OBJECTIVE: Give every line back verbatim, dropping all images.
***** INFORMATION SUPPLIED *****
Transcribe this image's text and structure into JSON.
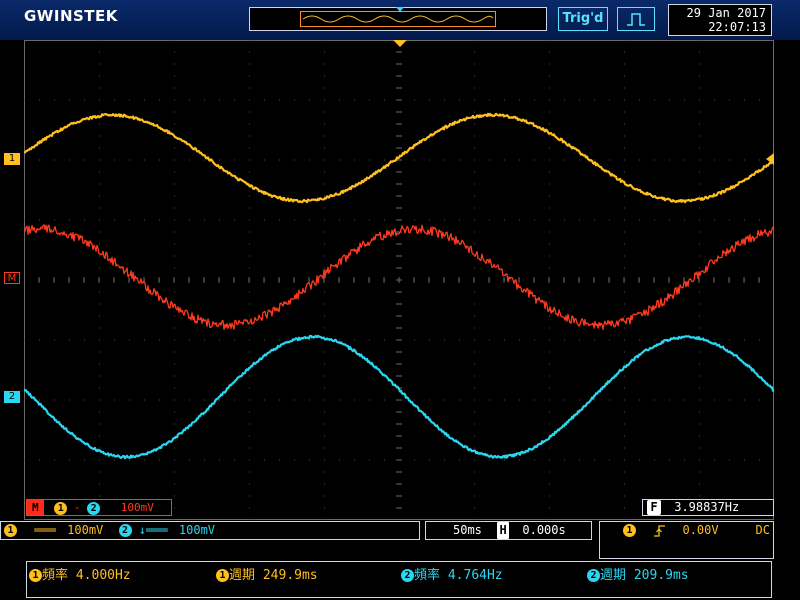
{
  "header": {
    "brand": "GWINSTEK",
    "trigger_status": "Trig'd",
    "trigger_edge_icon": "rising-pulse-icon",
    "date": "29 Jan 2017",
    "time": "22:07:13"
  },
  "colors": {
    "ch1": "#ffbf1e",
    "math": "#ff3a1e",
    "ch2": "#2bd7f0",
    "grid": "#4b4b4b"
  },
  "channel_markers": {
    "ch1": "1",
    "math": "M",
    "ch2": "2"
  },
  "math_info": {
    "label": "M",
    "src1": "1",
    "op": "-",
    "src2": "2",
    "scale": "100mV"
  },
  "frequency_counter": {
    "label": "F",
    "value": "3.98837Hz"
  },
  "status_bar": {
    "ch1_num": "1",
    "ch1_coupling": "═══",
    "ch1_scale": "100mV",
    "ch2_num": "2",
    "ch2_coupling": "↓═══",
    "ch2_scale": "100mV",
    "timebase": "50ms",
    "h_icon": "H",
    "h_position": "0.000s",
    "trig_src": "1",
    "trig_slope_icon": "rising-edge-icon",
    "trig_level": "0.00V",
    "trig_coupling": "DC"
  },
  "measurements": [
    {
      "src": "1",
      "name": "頻率",
      "value": "4.000Hz"
    },
    {
      "src": "1",
      "name": "週期",
      "value": "249.9ms"
    },
    {
      "src": "2",
      "name": "頻率",
      "value": "4.764Hz"
    },
    {
      "src": "2",
      "name": "週期",
      "value": "209.9ms"
    }
  ]
}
*****
CORRECT ANSWER:
Transcribe this image's text and structure into JSON.
{
  "header": {
    "brand": "GWINSTEK",
    "trigger_status": "Trig'd",
    "trigger_edge_icon": "rising-pulse-icon",
    "date": "29 Jan 2017",
    "time": "22:07:13"
  },
  "colors": {
    "ch1": "#ffbf1e",
    "math": "#ff3a1e",
    "ch2": "#2bd7f0",
    "grid": "#4b4b4b"
  },
  "channel_markers": {
    "ch1": "1",
    "math": "M",
    "ch2": "2"
  },
  "math_info": {
    "label": "M",
    "src1": "1",
    "op": "-",
    "src2": "2",
    "scale": "100mV"
  },
  "frequency_counter": {
    "label": "F",
    "value": "3.98837Hz"
  },
  "status_bar": {
    "ch1_num": "1",
    "ch1_coupling": "═══",
    "ch1_scale": "100mV",
    "ch2_num": "2",
    "ch2_coupling": "↓═══",
    "ch2_scale": "100mV",
    "timebase": "50ms",
    "h_icon": "H",
    "h_position": "0.000s",
    "trig_src": "1",
    "trig_slope_icon": "rising-edge-icon",
    "trig_level": "0.00V",
    "trig_coupling": "DC"
  },
  "measurements": [
    {
      "src": "1",
      "name": "頻率",
      "value": "4.000Hz"
    },
    {
      "src": "1",
      "name": "週期",
      "value": "249.9ms"
    },
    {
      "src": "2",
      "name": "頻率",
      "value": "4.764Hz"
    },
    {
      "src": "2",
      "name": "週期",
      "value": "209.9ms"
    }
  ]
}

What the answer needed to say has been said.